■ **The exercise**
Could you copy all of the following records exactly as they appear, but without the pictures?

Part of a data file

begin

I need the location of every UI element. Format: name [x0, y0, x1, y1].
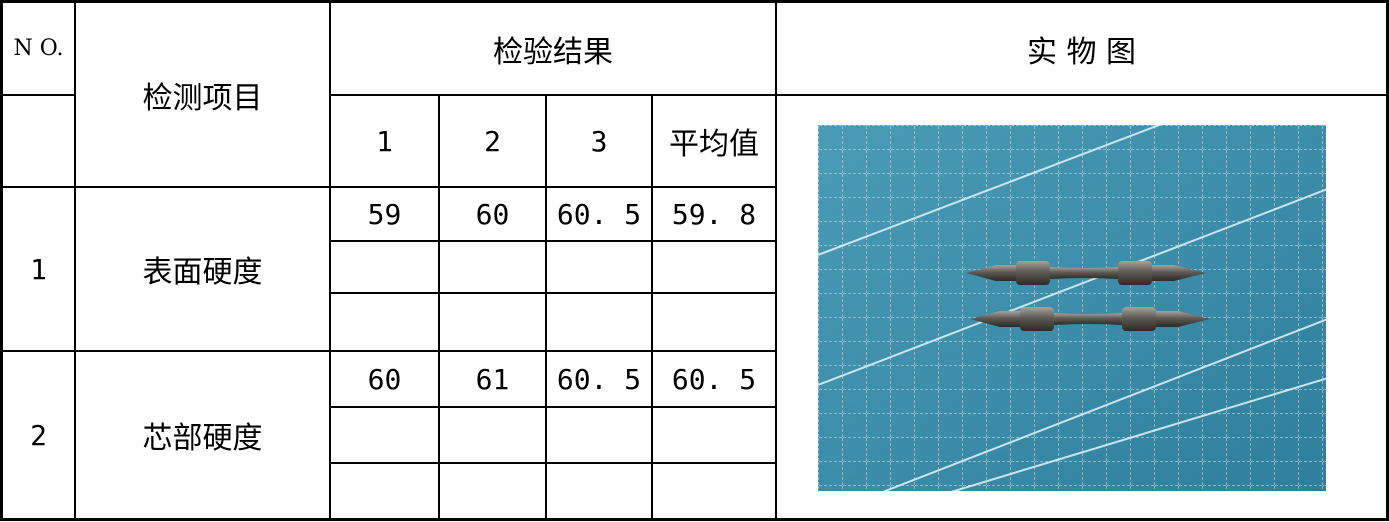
rule	[330, 292, 776, 294]
value-cell: 59	[367, 197, 402, 231]
test-item: 表面硬度	[142, 255, 263, 290]
bit-bottom	[970, 307, 1210, 331]
col-header-3: 3	[590, 124, 608, 158]
border-bottom	[0, 518, 1389, 521]
average-cell	[653, 242, 775, 292]
value-cell: 60. 5	[556, 362, 642, 396]
rule	[74, 0, 76, 521]
row-number: 1	[30, 252, 47, 286]
rule	[330, 94, 1389, 96]
value-cell	[547, 242, 651, 292]
value-cell	[440, 464, 545, 518]
rule	[329, 0, 331, 521]
value-cell: 60. 5	[556, 197, 642, 231]
value-cell	[547, 294, 651, 350]
rule	[0, 350, 776, 352]
no-header: N O.	[13, 36, 64, 61]
value-cell: 61	[475, 362, 510, 396]
average-cell: 59. 8	[671, 197, 757, 231]
average-cell	[653, 408, 775, 462]
col-header-average: 平均值	[669, 127, 759, 162]
border-right	[1386, 0, 1389, 521]
value-cell	[331, 294, 438, 350]
rule	[775, 0, 777, 521]
value-cell	[440, 294, 545, 350]
value-cell: 60	[367, 362, 402, 396]
value-cell	[547, 408, 651, 462]
value-cell	[331, 408, 438, 462]
average-cell: 60. 5	[671, 362, 757, 396]
row-number: 2	[30, 418, 47, 452]
value-cell	[331, 464, 438, 518]
results-header: 检验结果	[493, 34, 613, 70]
rule	[330, 462, 776, 464]
col-header-1: 1	[376, 124, 393, 158]
value-cell	[440, 408, 545, 462]
item-header: 检测项目	[142, 80, 263, 116]
rule	[330, 240, 776, 242]
value-cell	[331, 242, 438, 292]
rule	[0, 186, 776, 188]
average-cell	[653, 294, 775, 350]
bit-top	[966, 261, 1206, 285]
rule	[0, 94, 75, 96]
screwdriver-bits-photo-icon	[818, 125, 1326, 491]
border-top	[0, 0, 1389, 3]
value-cell: 60	[475, 197, 510, 231]
photo-header: 实 物 图	[1026, 34, 1137, 70]
border-left	[0, 0, 3, 521]
test-item: 芯部硬度	[142, 421, 263, 456]
rule	[651, 94, 653, 521]
rule	[438, 94, 440, 521]
col-header-2: 2	[484, 124, 501, 158]
sample-photo	[818, 125, 1326, 491]
value-cell	[440, 242, 545, 292]
rule	[545, 94, 547, 521]
value-cell	[547, 464, 651, 518]
rule	[330, 406, 776, 408]
average-cell	[653, 464, 775, 518]
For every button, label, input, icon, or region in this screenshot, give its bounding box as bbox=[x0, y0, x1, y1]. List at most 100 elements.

end

■ **Exercise answer**
I need the location of every UI element. Format: name [x0, y0, x1, y1].
rule	[330, 292, 776, 294]
value-cell: 59	[367, 197, 402, 231]
test-item: 表面硬度	[142, 255, 263, 290]
bit-bottom	[970, 307, 1210, 331]
col-header-3: 3	[590, 124, 608, 158]
border-bottom	[0, 518, 1389, 521]
average-cell	[653, 242, 775, 292]
value-cell: 60. 5	[556, 362, 642, 396]
rule	[74, 0, 76, 521]
row-number: 1	[30, 252, 47, 286]
rule	[330, 94, 1389, 96]
value-cell	[547, 242, 651, 292]
value-cell	[440, 464, 545, 518]
rule	[329, 0, 331, 521]
value-cell: 60. 5	[556, 197, 642, 231]
value-cell	[547, 294, 651, 350]
rule	[0, 350, 776, 352]
no-header: N O.	[13, 36, 64, 61]
value-cell: 61	[475, 362, 510, 396]
average-cell: 59. 8	[671, 197, 757, 231]
average-cell	[653, 408, 775, 462]
col-header-average: 平均值	[669, 127, 759, 162]
border-right	[1386, 0, 1389, 521]
value-cell	[331, 294, 438, 350]
rule	[775, 0, 777, 521]
value-cell	[440, 294, 545, 350]
value-cell: 60	[367, 362, 402, 396]
value-cell	[547, 408, 651, 462]
value-cell	[331, 408, 438, 462]
average-cell: 60. 5	[671, 362, 757, 396]
row-number: 2	[30, 418, 47, 452]
value-cell	[331, 464, 438, 518]
results-header: 检验结果	[493, 34, 613, 70]
rule	[330, 462, 776, 464]
col-header-1: 1	[376, 124, 393, 158]
value-cell	[440, 408, 545, 462]
item-header: 检测项目	[142, 80, 263, 116]
rule	[330, 240, 776, 242]
value-cell	[331, 242, 438, 292]
rule	[0, 186, 776, 188]
average-cell	[653, 294, 775, 350]
bit-top	[966, 261, 1206, 285]
rule	[0, 94, 75, 96]
screwdriver-bits-photo-icon	[818, 125, 1326, 491]
border-top	[0, 0, 1389, 3]
value-cell: 60	[475, 197, 510, 231]
photo-header: 实 物 图	[1026, 34, 1137, 70]
border-left	[0, 0, 3, 521]
test-item: 芯部硬度	[142, 421, 263, 456]
rule	[651, 94, 653, 521]
rule	[438, 94, 440, 521]
col-header-2: 2	[484, 124, 501, 158]
sample-photo	[818, 125, 1326, 491]
value-cell	[440, 242, 545, 292]
rule	[545, 94, 547, 521]
value-cell	[547, 464, 651, 518]
rule	[330, 406, 776, 408]
average-cell	[653, 464, 775, 518]
For every button, label, input, icon, or region in this screenshot, give its bounding box as bbox=[x0, y0, x1, y1]. List at most 100 elements.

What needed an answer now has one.